* _Work to be completed_
Using the entries that follow, collect the lines where the word "India" appears.

::: Supplied data

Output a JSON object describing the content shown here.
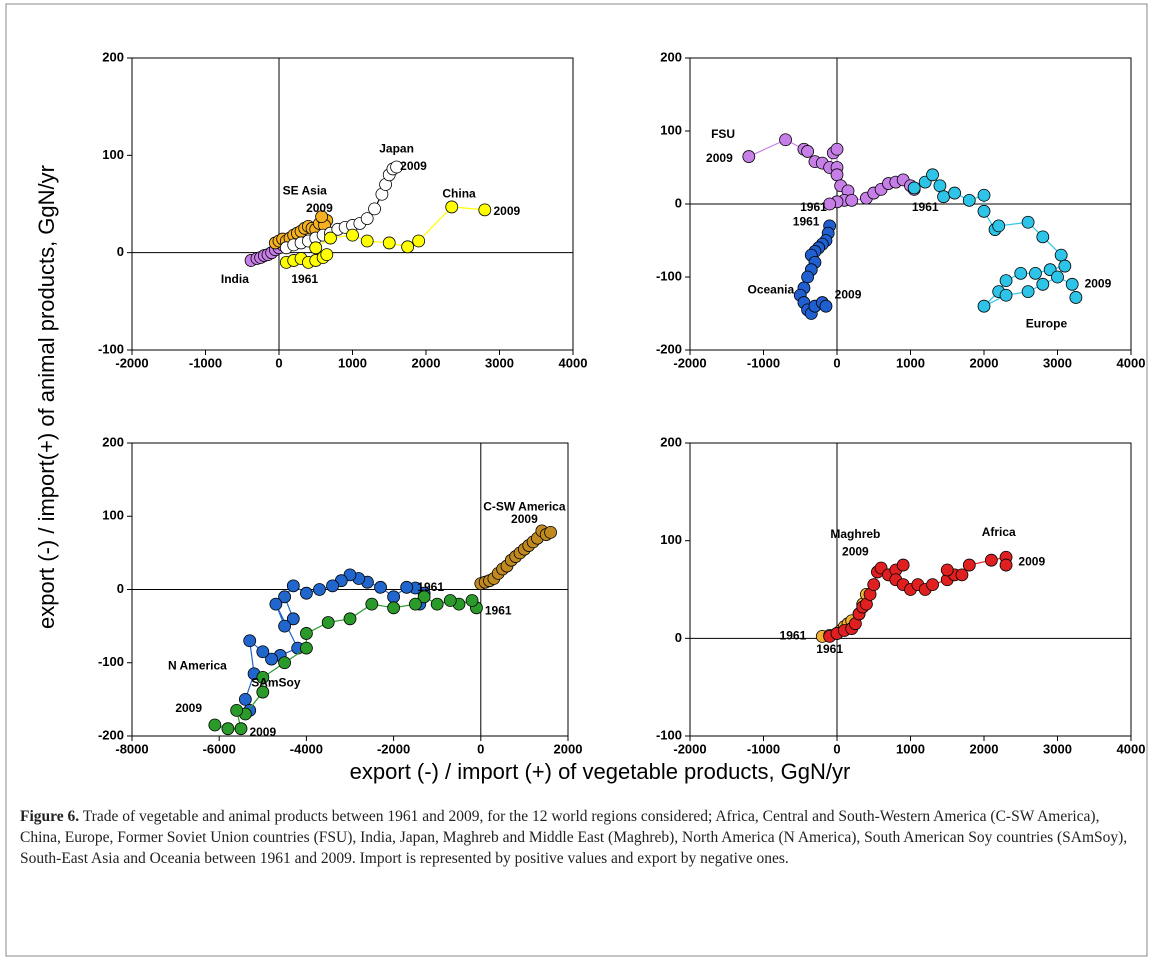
{
  "ylabel": "export (-) / import(+)  of animal products, GgN/yr",
  "xlabel": "export (-) / import (+) of vegetable products, GgN/yr",
  "caption": {
    "label": "Figure 6.",
    "text": "Trade of vegetable and animal products between 1961 and 2009, for the 12 world regions considered; Africa, Central and South-Western America (C-SW America), China, Europe, Former Soviet Union countries (FSU), India, Japan, Maghreb and Middle East (Maghreb), North America (N America), South American Soy countries (SAmSoy), South-East Asia and Oceania between 1961 and 2009. Import is represented by positive values and export by negative ones."
  },
  "chart_data": [
    {
      "type": "line",
      "markers": true,
      "xlim": [
        -2000,
        4000
      ],
      "xticks": [
        -2000,
        -1000,
        0,
        1000,
        2000,
        3000,
        4000
      ],
      "ylim": [
        -100,
        200
      ],
      "yticks": [
        -100,
        0,
        100,
        200
      ],
      "series": [
        {
          "name": "India",
          "color": "#c77fe8",
          "x": [
            -380,
            -300,
            -250,
            -200,
            -150,
            -100,
            -50,
            0,
            50,
            100
          ],
          "values": [
            -8,
            -6,
            -5,
            -3,
            -2,
            0,
            3,
            5,
            8,
            6
          ]
        },
        {
          "name": "SE Asia",
          "color": "#f5b120",
          "x": [
            -50,
            0,
            50,
            100,
            150,
            200,
            250,
            300,
            350,
            400,
            450,
            500,
            550,
            600,
            650,
            620,
            580
          ],
          "values": [
            10,
            12,
            14,
            12,
            15,
            18,
            20,
            22,
            25,
            27,
            25,
            24,
            30,
            35,
            33,
            28,
            37
          ]
        },
        {
          "name": "Japan",
          "color": "#ffffff",
          "line_color": "#000000",
          "x": [
            100,
            200,
            300,
            400,
            500,
            600,
            700,
            800,
            900,
            1000,
            1100,
            1200,
            1300,
            1400,
            1450,
            1500,
            1550,
            1600
          ],
          "values": [
            5,
            8,
            10,
            12,
            15,
            18,
            20,
            24,
            26,
            28,
            30,
            35,
            45,
            60,
            70,
            80,
            86,
            88
          ]
        },
        {
          "name": "China",
          "color": "#ffff00",
          "x": [
            100,
            200,
            300,
            400,
            500,
            600,
            650,
            500,
            700,
            1000,
            1200,
            1500,
            1750,
            1900,
            2350,
            2800
          ],
          "values": [
            -10,
            -8,
            -6,
            -10,
            -8,
            -5,
            -2,
            5,
            15,
            18,
            12,
            10,
            6,
            12,
            47,
            44
          ]
        }
      ],
      "annotations": [
        {
          "text": "Japan",
          "x": 1600,
          "y": 106
        },
        {
          "text": "2009",
          "x": 1830,
          "y": 88
        },
        {
          "text": "SE Asia",
          "x": 350,
          "y": 63
        },
        {
          "text": "2009",
          "x": 550,
          "y": 45
        },
        {
          "text": "China",
          "x": 2450,
          "y": 60
        },
        {
          "text": "2009",
          "x": 3100,
          "y": 42
        },
        {
          "text": "India",
          "x": -600,
          "y": -28
        },
        {
          "text": "1961",
          "x": 350,
          "y": -28
        }
      ]
    },
    {
      "type": "line",
      "markers": true,
      "xlim": [
        -2000,
        4000
      ],
      "xticks": [
        -2000,
        -1000,
        0,
        1000,
        2000,
        3000,
        4000
      ],
      "ylim": [
        -200,
        200
      ],
      "yticks": [
        -200,
        -100,
        0,
        100,
        200
      ],
      "series": [
        {
          "name": "FSU",
          "color": "#c77fe8",
          "x": [
            -1200,
            -700,
            -450,
            -400,
            -300,
            -200,
            -100,
            -50,
            0,
            0,
            0,
            50,
            150,
            100,
            0,
            -100,
            200,
            400,
            500,
            600,
            700,
            800,
            900,
            1000,
            1050
          ],
          "values": [
            65,
            88,
            75,
            72,
            58,
            56,
            50,
            70,
            75,
            50,
            40,
            25,
            18,
            5,
            3,
            0,
            5,
            8,
            15,
            20,
            28,
            30,
            33,
            25,
            20
          ]
        },
        {
          "name": "Oceania",
          "color": "#1f5fd0",
          "x": [
            -100,
            -120,
            -150,
            -200,
            -250,
            -300,
            -350,
            -300,
            -350,
            -400,
            -450,
            -500,
            -450,
            -400,
            -350,
            -300,
            -200,
            -150
          ],
          "values": [
            -30,
            -40,
            -50,
            -55,
            -60,
            -65,
            -70,
            -80,
            -90,
            -100,
            -115,
            -125,
            -135,
            -145,
            -150,
            -140,
            -135,
            -140
          ]
        },
        {
          "name": "Europe",
          "color": "#2ec4e8",
          "x": [
            1050,
            1200,
            1300,
            1400,
            1450,
            1600,
            1800,
            2000,
            2000,
            2150,
            2200,
            2600,
            2800,
            3050,
            3100,
            2900,
            2700,
            2500,
            2300,
            2200,
            2000,
            2300,
            2600,
            2800,
            3000,
            3200,
            3250
          ],
          "values": [
            22,
            30,
            40,
            25,
            10,
            15,
            5,
            12,
            -10,
            -35,
            -30,
            -25,
            -45,
            -70,
            -85,
            -90,
            -95,
            -95,
            -105,
            -120,
            -140,
            -125,
            -120,
            -110,
            -100,
            -110,
            -128
          ]
        }
      ],
      "annotations": [
        {
          "text": "FSU",
          "x": -1550,
          "y": 95
        },
        {
          "text": "2009",
          "x": -1600,
          "y": 62
        },
        {
          "text": "1961",
          "x": -320,
          "y": -5
        },
        {
          "text": "1961",
          "x": 1200,
          "y": -5
        },
        {
          "text": "1961",
          "x": -420,
          "y": -25
        },
        {
          "text": "Oceania",
          "x": -900,
          "y": -118
        },
        {
          "text": "2009",
          "x": 150,
          "y": -125
        },
        {
          "text": "2009",
          "x": 3550,
          "y": -110
        },
        {
          "text": "Europe",
          "x": 2850,
          "y": -165
        }
      ]
    },
    {
      "type": "line",
      "markers": true,
      "xlim": [
        -8000,
        2000
      ],
      "xticks": [
        -8000,
        -6000,
        -4000,
        -2000,
        0,
        2000
      ],
      "ylim": [
        -200,
        200
      ],
      "yticks": [
        -200,
        -100,
        0,
        100,
        200
      ],
      "series": [
        {
          "name": "C-SW America",
          "color": "#c08a20",
          "x": [
            0,
            100,
            200,
            300,
            400,
            500,
            600,
            700,
            800,
            900,
            1000,
            1100,
            1200,
            1300,
            1400,
            1500,
            1600
          ],
          "values": [
            8,
            10,
            12,
            15,
            22,
            28,
            32,
            40,
            45,
            50,
            55,
            60,
            65,
            70,
            80,
            75,
            78
          ]
        },
        {
          "name": "N America",
          "color": "#2066cc",
          "x": [
            -1400,
            -1300,
            -1500,
            -1700,
            -2000,
            -2300,
            -2600,
            -2800,
            -3000,
            -3200,
            -3400,
            -3700,
            -4000,
            -4300,
            -4500,
            -4300,
            -4500,
            -4700,
            -4200,
            -4600,
            -4800,
            -5000,
            -5300,
            -5200,
            -5400,
            -5300
          ],
          "values": [
            -20,
            -5,
            2,
            3,
            -10,
            3,
            10,
            15,
            20,
            12,
            5,
            0,
            -5,
            5,
            -10,
            -40,
            -50,
            -20,
            -80,
            -90,
            -95,
            -85,
            -70,
            -115,
            -150,
            -165
          ]
        },
        {
          "name": "SAmSoy",
          "color": "#2a9a2a",
          "x": [
            -100,
            -200,
            -500,
            -700,
            -1000,
            -1300,
            -1500,
            -2000,
            -2500,
            -3000,
            -3500,
            -4000,
            -4000,
            -4500,
            -5000,
            -5000,
            -5400,
            -5600,
            -5500,
            -5800,
            -6100
          ],
          "values": [
            -25,
            -15,
            -20,
            -15,
            -20,
            -10,
            -20,
            -25,
            -20,
            -40,
            -45,
            -60,
            -80,
            -100,
            -120,
            -140,
            -170,
            -165,
            -190,
            -190,
            -185
          ]
        }
      ],
      "annotations": [
        {
          "text": "C-SW America",
          "x": 1000,
          "y": 112
        },
        {
          "text": "2009",
          "x": 1000,
          "y": 95
        },
        {
          "text": "1961",
          "x": -1150,
          "y": 2
        },
        {
          "text": "1961",
          "x": 400,
          "y": -30
        },
        {
          "text": "N America",
          "x": -6500,
          "y": -105
        },
        {
          "text": "SAmSoy",
          "x": -4700,
          "y": -128
        },
        {
          "text": "2009",
          "x": -6700,
          "y": -163
        },
        {
          "text": "2009",
          "x": -5000,
          "y": -196
        }
      ]
    },
    {
      "type": "line",
      "markers": true,
      "xlim": [
        -2000,
        4000
      ],
      "xticks": [
        -2000,
        -1000,
        0,
        1000,
        2000,
        3000,
        4000
      ],
      "ylim": [
        -100,
        200
      ],
      "yticks": [
        -100,
        0,
        100,
        200
      ],
      "series": [
        {
          "name": "Maghreb",
          "color": "#f0b030",
          "x": [
            -200,
            -100,
            0,
            50,
            100,
            150,
            200,
            300,
            350,
            400
          ],
          "values": [
            2,
            3,
            5,
            8,
            12,
            15,
            18,
            25,
            35,
            45
          ]
        },
        {
          "name": "Africa",
          "color": "#e02020",
          "x": [
            -100,
            0,
            100,
            200,
            250,
            300,
            350,
            400,
            450,
            500,
            550,
            600,
            700,
            800,
            900,
            800,
            900,
            1000,
            1100,
            1200,
            1300,
            1500,
            1600,
            1500,
            1700,
            1800,
            2100,
            2300,
            2300
          ],
          "values": [
            2,
            5,
            8,
            10,
            15,
            25,
            32,
            35,
            45,
            55,
            68,
            72,
            65,
            70,
            75,
            60,
            55,
            50,
            55,
            50,
            55,
            60,
            65,
            70,
            65,
            75,
            80,
            83,
            75
          ]
        }
      ],
      "annotations": [
        {
          "text": "Maghreb",
          "x": 250,
          "y": 106
        },
        {
          "text": "2009",
          "x": 250,
          "y": 88
        },
        {
          "text": "Africa",
          "x": 2200,
          "y": 108
        },
        {
          "text": "2009",
          "x": 2650,
          "y": 78
        },
        {
          "text": "1961",
          "x": -600,
          "y": 2
        },
        {
          "text": "1961",
          "x": -100,
          "y": -12
        }
      ]
    }
  ]
}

::::::

* _Solved exercise_
    "text": "Trade of vegetable and animal products between 1961 and 2009, for the 12 world regions considered; Africa, Central and South-Western America (C-SW America), China, Europe, Former Soviet Union countries (FSU), India, Japan, Maghreb and Middle East (Maghreb), North America (N America), South American Soy countries (SAmSoy), South-East Asia and Oceania between 1961 and 2009. Import is represented by positive values and export by negative ones."
          "name": "India",
          "text": "India",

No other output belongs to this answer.